Records for this exercise:
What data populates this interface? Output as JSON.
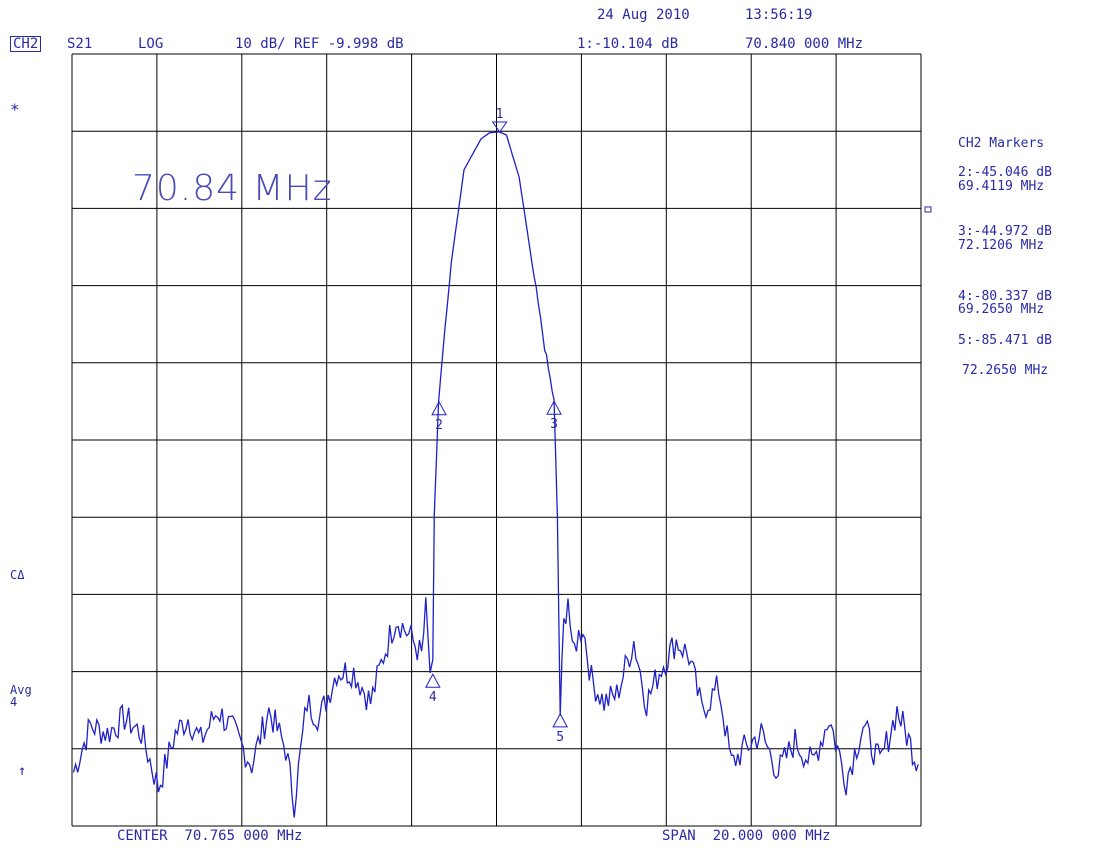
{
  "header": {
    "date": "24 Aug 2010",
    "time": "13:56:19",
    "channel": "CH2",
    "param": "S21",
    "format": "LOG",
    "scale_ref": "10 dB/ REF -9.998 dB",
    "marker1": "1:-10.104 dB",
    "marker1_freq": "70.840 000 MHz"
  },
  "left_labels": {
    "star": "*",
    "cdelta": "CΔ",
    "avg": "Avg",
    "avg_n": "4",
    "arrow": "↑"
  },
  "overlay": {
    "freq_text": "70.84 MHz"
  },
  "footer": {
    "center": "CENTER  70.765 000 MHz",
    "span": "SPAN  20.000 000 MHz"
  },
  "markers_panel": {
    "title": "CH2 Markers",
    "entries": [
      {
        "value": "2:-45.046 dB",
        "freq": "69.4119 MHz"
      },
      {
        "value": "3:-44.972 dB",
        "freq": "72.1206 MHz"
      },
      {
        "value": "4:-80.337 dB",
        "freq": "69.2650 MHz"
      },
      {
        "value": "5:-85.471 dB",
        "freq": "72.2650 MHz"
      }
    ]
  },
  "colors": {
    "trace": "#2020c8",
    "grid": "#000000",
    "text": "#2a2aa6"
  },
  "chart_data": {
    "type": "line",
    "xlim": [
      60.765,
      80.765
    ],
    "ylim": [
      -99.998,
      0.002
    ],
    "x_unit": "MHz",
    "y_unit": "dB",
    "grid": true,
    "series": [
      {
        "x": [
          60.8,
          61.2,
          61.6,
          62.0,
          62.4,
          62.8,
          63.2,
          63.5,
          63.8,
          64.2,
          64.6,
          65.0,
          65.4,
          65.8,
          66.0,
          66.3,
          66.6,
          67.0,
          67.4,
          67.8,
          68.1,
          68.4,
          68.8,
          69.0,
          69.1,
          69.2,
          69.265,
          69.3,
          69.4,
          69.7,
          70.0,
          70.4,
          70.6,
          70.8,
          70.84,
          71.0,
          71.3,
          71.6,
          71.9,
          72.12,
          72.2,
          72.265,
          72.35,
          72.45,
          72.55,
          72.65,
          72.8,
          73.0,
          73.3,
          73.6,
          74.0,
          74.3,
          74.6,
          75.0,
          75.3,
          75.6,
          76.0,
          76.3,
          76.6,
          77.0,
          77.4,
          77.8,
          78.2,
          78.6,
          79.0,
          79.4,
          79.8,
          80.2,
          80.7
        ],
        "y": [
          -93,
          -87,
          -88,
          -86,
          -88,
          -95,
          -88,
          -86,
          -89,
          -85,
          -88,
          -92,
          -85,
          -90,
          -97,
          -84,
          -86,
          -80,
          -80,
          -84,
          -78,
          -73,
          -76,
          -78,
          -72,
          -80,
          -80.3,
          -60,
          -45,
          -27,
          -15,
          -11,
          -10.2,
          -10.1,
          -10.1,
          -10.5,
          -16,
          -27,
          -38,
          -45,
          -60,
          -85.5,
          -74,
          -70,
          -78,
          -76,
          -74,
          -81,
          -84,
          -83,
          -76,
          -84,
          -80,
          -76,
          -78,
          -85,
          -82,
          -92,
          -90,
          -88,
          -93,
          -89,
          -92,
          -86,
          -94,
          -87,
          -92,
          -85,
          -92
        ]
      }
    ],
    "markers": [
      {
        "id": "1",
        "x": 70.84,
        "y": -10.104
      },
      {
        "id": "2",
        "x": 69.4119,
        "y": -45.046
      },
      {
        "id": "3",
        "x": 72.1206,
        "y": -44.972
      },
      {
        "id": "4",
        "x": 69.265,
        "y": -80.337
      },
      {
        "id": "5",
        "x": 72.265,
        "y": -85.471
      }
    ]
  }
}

Request: Restate the whole listing above exactly, except for its images.

Solved problem:
What data populates this interface? Output as JSON.
{
  "header": {
    "date": "24 Aug 2010",
    "time": "13:56:19",
    "channel": "CH2",
    "param": "S21",
    "format": "LOG",
    "scale_ref": "10 dB/ REF -9.998 dB",
    "marker1": "1:-10.104 dB",
    "marker1_freq": "70.840 000 MHz"
  },
  "left_labels": {
    "star": "*",
    "cdelta": "CΔ",
    "avg": "Avg",
    "avg_n": "4",
    "arrow": "↑"
  },
  "overlay": {
    "freq_text": "70.84 MHz"
  },
  "footer": {
    "center": "CENTER  70.765 000 MHz",
    "span": "SPAN  20.000 000 MHz"
  },
  "markers_panel": {
    "title": "CH2 Markers",
    "entries": [
      {
        "value": "2:-45.046 dB",
        "freq": "69.4119 MHz"
      },
      {
        "value": "3:-44.972 dB",
        "freq": "72.1206 MHz"
      },
      {
        "value": "4:-80.337 dB",
        "freq": "69.2650 MHz"
      },
      {
        "value": "5:-85.471 dB",
        "freq": "72.2650 MHz"
      }
    ]
  },
  "colors": {
    "trace": "#2020c8",
    "grid": "#000000",
    "text": "#2a2aa6"
  },
  "chart_data": {
    "type": "line",
    "xlim": [
      60.765,
      80.765
    ],
    "ylim": [
      -99.998,
      0.002
    ],
    "x_unit": "MHz",
    "y_unit": "dB",
    "grid": true,
    "series": [
      {
        "x": [
          60.8,
          61.2,
          61.6,
          62.0,
          62.4,
          62.8,
          63.2,
          63.5,
          63.8,
          64.2,
          64.6,
          65.0,
          65.4,
          65.8,
          66.0,
          66.3,
          66.6,
          67.0,
          67.4,
          67.8,
          68.1,
          68.4,
          68.8,
          69.0,
          69.1,
          69.2,
          69.265,
          69.3,
          69.4,
          69.7,
          70.0,
          70.4,
          70.6,
          70.8,
          70.84,
          71.0,
          71.3,
          71.6,
          71.9,
          72.12,
          72.2,
          72.265,
          72.35,
          72.45,
          72.55,
          72.65,
          72.8,
          73.0,
          73.3,
          73.6,
          74.0,
          74.3,
          74.6,
          75.0,
          75.3,
          75.6,
          76.0,
          76.3,
          76.6,
          77.0,
          77.4,
          77.8,
          78.2,
          78.6,
          79.0,
          79.4,
          79.8,
          80.2,
          80.7
        ],
        "y": [
          -93,
          -87,
          -88,
          -86,
          -88,
          -95,
          -88,
          -86,
          -89,
          -85,
          -88,
          -92,
          -85,
          -90,
          -97,
          -84,
          -86,
          -80,
          -80,
          -84,
          -78,
          -73,
          -76,
          -78,
          -72,
          -80,
          -80.3,
          -60,
          -45,
          -27,
          -15,
          -11,
          -10.2,
          -10.1,
          -10.1,
          -10.5,
          -16,
          -27,
          -38,
          -45,
          -60,
          -85.5,
          -74,
          -70,
          -78,
          -76,
          -74,
          -81,
          -84,
          -83,
          -76,
          -84,
          -80,
          -76,
          -78,
          -85,
          -82,
          -92,
          -90,
          -88,
          -93,
          -89,
          -92,
          -86,
          -94,
          -87,
          -92,
          -85,
          -92
        ]
      }
    ],
    "markers": [
      {
        "id": "1",
        "x": 70.84,
        "y": -10.104
      },
      {
        "id": "2",
        "x": 69.4119,
        "y": -45.046
      },
      {
        "id": "3",
        "x": 72.1206,
        "y": -44.972
      },
      {
        "id": "4",
        "x": 69.265,
        "y": -80.337
      },
      {
        "id": "5",
        "x": 72.265,
        "y": -85.471
      }
    ]
  }
}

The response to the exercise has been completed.